-- START OF Material for the task --
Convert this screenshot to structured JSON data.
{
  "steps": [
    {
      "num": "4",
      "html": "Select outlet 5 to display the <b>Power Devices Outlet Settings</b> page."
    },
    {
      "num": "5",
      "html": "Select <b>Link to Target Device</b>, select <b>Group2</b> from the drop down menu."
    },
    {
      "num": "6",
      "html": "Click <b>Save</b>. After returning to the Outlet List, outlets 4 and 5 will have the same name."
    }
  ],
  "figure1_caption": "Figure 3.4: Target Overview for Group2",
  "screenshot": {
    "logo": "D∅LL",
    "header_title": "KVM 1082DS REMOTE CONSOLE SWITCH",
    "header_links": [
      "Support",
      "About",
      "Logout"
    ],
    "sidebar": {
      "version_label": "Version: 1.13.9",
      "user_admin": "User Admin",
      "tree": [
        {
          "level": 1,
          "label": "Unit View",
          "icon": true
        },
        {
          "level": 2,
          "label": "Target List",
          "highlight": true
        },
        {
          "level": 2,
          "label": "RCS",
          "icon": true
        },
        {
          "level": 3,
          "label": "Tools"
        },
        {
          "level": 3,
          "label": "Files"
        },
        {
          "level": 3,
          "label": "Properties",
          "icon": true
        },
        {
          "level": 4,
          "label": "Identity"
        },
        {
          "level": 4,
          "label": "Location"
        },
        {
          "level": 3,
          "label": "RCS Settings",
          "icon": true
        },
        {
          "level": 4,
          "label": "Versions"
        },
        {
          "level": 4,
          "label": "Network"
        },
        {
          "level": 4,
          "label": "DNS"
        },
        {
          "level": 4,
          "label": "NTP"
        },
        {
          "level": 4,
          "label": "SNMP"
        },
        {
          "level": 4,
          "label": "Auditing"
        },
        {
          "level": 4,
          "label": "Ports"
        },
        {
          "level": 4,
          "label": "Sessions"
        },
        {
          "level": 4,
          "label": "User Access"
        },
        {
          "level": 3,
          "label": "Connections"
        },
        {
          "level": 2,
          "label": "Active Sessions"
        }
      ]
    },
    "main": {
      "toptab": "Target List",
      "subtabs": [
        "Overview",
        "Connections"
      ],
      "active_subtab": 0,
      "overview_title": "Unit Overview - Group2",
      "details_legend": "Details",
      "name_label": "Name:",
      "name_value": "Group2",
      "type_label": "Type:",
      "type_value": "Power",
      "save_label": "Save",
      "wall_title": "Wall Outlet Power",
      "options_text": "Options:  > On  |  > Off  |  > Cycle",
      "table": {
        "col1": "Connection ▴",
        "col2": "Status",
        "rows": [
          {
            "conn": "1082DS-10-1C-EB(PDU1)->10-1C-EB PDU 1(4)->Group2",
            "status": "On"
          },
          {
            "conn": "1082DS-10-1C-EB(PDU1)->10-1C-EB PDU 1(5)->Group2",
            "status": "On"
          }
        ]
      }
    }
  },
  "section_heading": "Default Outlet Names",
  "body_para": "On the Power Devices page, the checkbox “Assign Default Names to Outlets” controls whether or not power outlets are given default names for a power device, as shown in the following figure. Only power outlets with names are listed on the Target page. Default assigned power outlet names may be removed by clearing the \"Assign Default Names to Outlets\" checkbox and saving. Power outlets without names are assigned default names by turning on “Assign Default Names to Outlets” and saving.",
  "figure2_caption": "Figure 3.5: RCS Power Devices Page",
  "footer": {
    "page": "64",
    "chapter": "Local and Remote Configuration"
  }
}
-- END OF Material for the task --
> [Instructions to follow]: Report back each line of the entries that holds the string "Devices".

> [Exercise output]:
      "html": "Select outlet 5 to display the <b>Power Devices Outlet Settings</b> page."
  "body_para": "On the Power Devices page, the checkbox “Assign Default Names to Outlets” controls whether or not power outlets are given default names for a power device, as shown in the following figure. Only power outlets with names are listed on the Target page. Default assigned power outlet names may be removed by clearing the \"Assign Default Names to Outlets\" checkbox and saving. Power outlets without names are assigned default names by turning on “Assign Default Names to Outlets” and saving.",
  "figure2_caption": "Figure 3.5: RCS Power Devices Page",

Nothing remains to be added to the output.